The task >> All of the data should be output character for character, except the pictures.

[Items listed in a dataset]
============

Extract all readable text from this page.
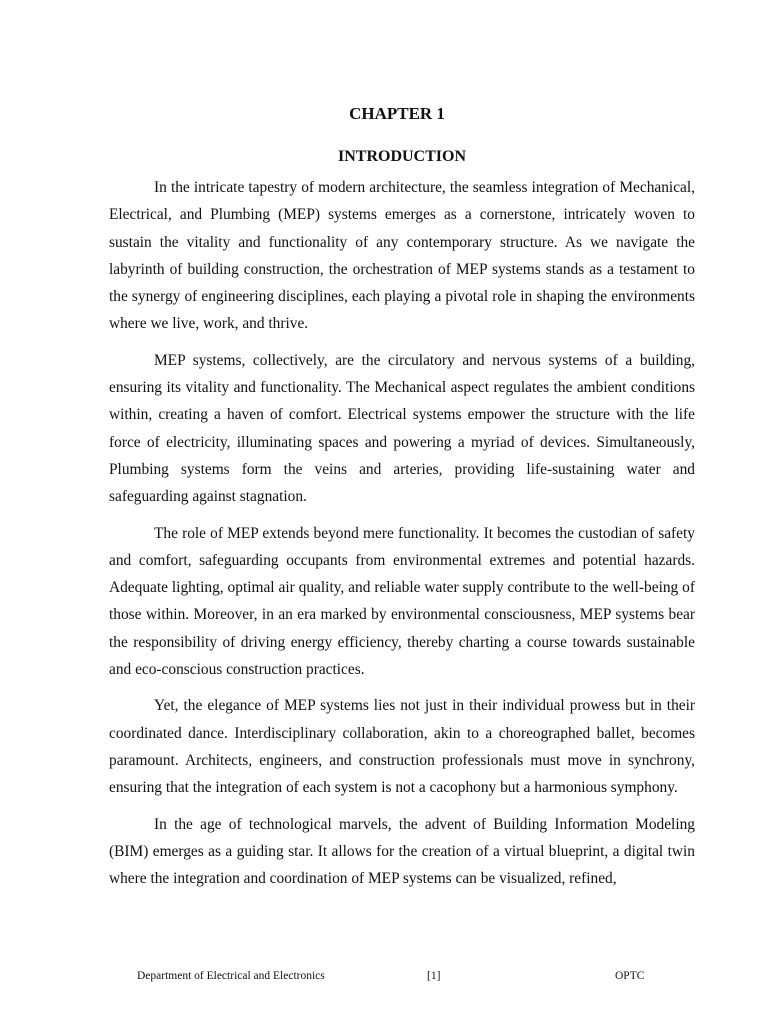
CHAPTER 1
INTRODUCTION

In the intricate tapestry of modern architecture, the seamless integration of Mechanical, Electrical, and Plumbing (MEP) systems emerges as a cornerstone, intricately woven to sustain the vitality and functionality of any contemporary structure. As we navigate the labyrinth of building construction, the orchestration of MEP systems stands as a testament to the synergy of engineering disciplines, each playing a pivotal role in shaping the environments where we live, work, and thrive.

MEP systems, collectively, are the circulatory and nervous systems of a building, ensuring its vitality and functionality. The Mechanical aspect regulates the ambient conditions within, creating a haven of comfort. Electrical systems empower the structure with the life force of electricity, illuminating spaces and powering a myriad of devices. Simultaneously, Plumbing systems form the veins and arteries, providing life-sustaining water and safeguarding against stagnation.

The role of MEP extends beyond mere functionality. It becomes the custodian of safety and comfort, safeguarding occupants from environmental extremes and potential hazards. Adequate lighting, optimal air quality, and reliable water supply contribute to the well-being of those within. Moreover, in an era marked by environmental consciousness, MEP systems bear the responsibility of driving energy efficiency, thereby charting a course towards sustainable and eco-conscious construction practices.

Yet, the elegance of MEP systems lies not just in their individual prowess but in their coordinated dance. Interdisciplinary collaboration, akin to a choreographed ballet, becomes paramount. Architects, engineers, and construction professionals must move in synchrony, ensuring that the integration of each system is not a cacophony but a harmonious symphony.

In the age of technological marvels, the advent of Building Information Modeling (BIM) emerges as a guiding star. It allows for the creation of a virtual blueprint, a digital twin where the integration and coordination of MEP systems can be visualized, refined,

Department of Electrical and Electronics	[1]	OPTC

============

Answer >>
Extract all readable text from this page.
CHAPTER 1
INTRODUCTION

In the intricate tapestry of modern architecture, the seamless integration of Mechanical, Electrical, and Plumbing (MEP) systems emerges as a cornerstone, intricately woven to sustain the vitality and functionality of any contemporary structure. As we navigate the labyrinth of building construction, the orchestration of MEP systems stands as a testament to the synergy of engineering disciplines, each playing a pivotal role in shaping the environments where we live, work, and thrive.

MEP systems, collectively, are the circulatory and nervous systems of a building, ensuring its vitality and functionality. The Mechanical aspect regulates the ambient conditions within, creating a haven of comfort. Electrical systems empower the structure with the life force of electricity, illuminating spaces and powering a myriad of devices. Simultaneously, Plumbing systems form the veins and arteries, providing life-sustaining water and safeguarding against stagnation.

The role of MEP extends beyond mere functionality. It becomes the custodian of safety and comfort, safeguarding occupants from environmental extremes and potential hazards. Adequate lighting, optimal air quality, and reliable water supply contribute to the well-being of those within. Moreover, in an era marked by environmental consciousness, MEP systems bear the responsibility of driving energy efficiency, thereby charting a course towards sustainable and eco-conscious construction practices.

Yet, the elegance of MEP systems lies not just in their individual prowess but in their coordinated dance. Interdisciplinary collaboration, akin to a choreographed ballet, becomes paramount. Architects, engineers, and construction professionals must move in synchrony, ensuring that the integration of each system is not a cacophony but a harmonious symphony.

In the age of technological marvels, the advent of Building Information Modeling (BIM) emerges as a guiding star. It allows for the creation of a virtual blueprint, a digital twin where the integration and coordination of MEP systems can be visualized, refined,

Department of Electrical and Electronics	[1]	OPTC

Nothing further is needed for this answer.